Stated exercise >>
Reproduce the following material exactly, including every line.

Dataset records >>
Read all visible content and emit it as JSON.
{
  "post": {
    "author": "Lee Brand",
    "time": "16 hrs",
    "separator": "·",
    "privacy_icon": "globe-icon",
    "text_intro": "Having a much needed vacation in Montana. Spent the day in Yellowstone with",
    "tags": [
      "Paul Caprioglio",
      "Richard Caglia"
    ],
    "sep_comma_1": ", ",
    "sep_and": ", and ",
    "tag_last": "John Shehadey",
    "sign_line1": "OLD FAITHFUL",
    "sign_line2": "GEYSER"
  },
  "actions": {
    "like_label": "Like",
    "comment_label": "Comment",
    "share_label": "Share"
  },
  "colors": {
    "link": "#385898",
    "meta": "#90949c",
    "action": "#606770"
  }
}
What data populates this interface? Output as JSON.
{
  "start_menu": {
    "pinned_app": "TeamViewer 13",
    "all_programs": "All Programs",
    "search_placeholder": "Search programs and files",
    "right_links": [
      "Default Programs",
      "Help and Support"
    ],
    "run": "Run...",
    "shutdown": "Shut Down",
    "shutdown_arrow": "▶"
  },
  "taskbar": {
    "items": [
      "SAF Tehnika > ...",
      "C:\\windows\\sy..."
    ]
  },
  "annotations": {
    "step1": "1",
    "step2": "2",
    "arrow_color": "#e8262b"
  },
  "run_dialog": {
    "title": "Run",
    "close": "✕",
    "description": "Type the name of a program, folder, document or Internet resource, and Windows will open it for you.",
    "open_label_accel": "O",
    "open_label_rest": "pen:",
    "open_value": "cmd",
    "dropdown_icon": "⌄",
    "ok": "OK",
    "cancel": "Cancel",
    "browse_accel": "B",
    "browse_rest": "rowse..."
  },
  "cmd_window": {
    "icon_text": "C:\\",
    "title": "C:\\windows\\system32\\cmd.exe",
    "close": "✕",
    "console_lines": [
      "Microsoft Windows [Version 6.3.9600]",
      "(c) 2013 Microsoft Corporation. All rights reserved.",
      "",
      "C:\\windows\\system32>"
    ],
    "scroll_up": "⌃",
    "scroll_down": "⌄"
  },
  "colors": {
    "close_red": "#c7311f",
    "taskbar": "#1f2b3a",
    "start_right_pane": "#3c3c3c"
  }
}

The result >>
Read all visible content and emit it as JSON.
{
  "post": {
    "author": "Lee Brand",
    "time": "16 hrs",
    "separator": "·",
    "privacy_icon": "globe-icon",
    "text_intro": "Having a much needed vacation in Montana. Spent the day in Yellowstone with",
    "tags": [
      "Paul Caprioglio",
      "Richard Caglia"
    ],
    "sep_comma_1": ", ",
    "sep_and": ", and ",
    "tag_last": "John Shehadey",
    "sign_line1": "OLD FAITHFUL",
    "sign_line2": "GEYSER"
  },
  "actions": {
    "like_label": "Like",
    "comment_label": "Comment",
    "share_label": "Share"
  },
  "colors": {
    "link": "#385898",
    "meta": "#90949c",
    "action": "#606770"
  }
}
What data populates this interface? Output as JSON.
{
  "start_menu": {
    "pinned_app": "TeamViewer 13",
    "all_programs": "All Programs",
    "search_placeholder": "Search programs and files",
    "right_links": [
      "Default Programs",
      "Help and Support"
    ],
    "run": "Run...",
    "shutdown": "Shut Down",
    "shutdown_arrow": "▶"
  },
  "taskbar": {
    "items": [
      "SAF Tehnika > ...",
      "C:\\windows\\sy..."
    ]
  },
  "annotations": {
    "step1": "1",
    "step2": "2",
    "arrow_color": "#e8262b"
  },
  "run_dialog": {
    "title": "Run",
    "close": "✕",
    "description": "Type the name of a program, folder, document or Internet resource, and Windows will open it for you.",
    "open_label_accel": "O",
    "open_label_rest": "pen:",
    "open_value": "cmd",
    "dropdown_icon": "⌄",
    "ok": "OK",
    "cancel": "Cancel",
    "browse_accel": "B",
    "browse_rest": "rowse..."
  },
  "cmd_window": {
    "icon_text": "C:\\",
    "title": "C:\\windows\\system32\\cmd.exe",
    "close": "✕",
    "console_lines": [
      "Microsoft Windows [Version 6.3.9600]",
      "(c) 2013 Microsoft Corporation. All rights reserved.",
      "",
      "C:\\windows\\system32>"
    ],
    "scroll_up": "⌃",
    "scroll_down": "⌄"
  },
  "colors": {
    "close_red": "#c7311f",
    "taskbar": "#1f2b3a",
    "start_right_pane": "#3c3c3c"
  }
}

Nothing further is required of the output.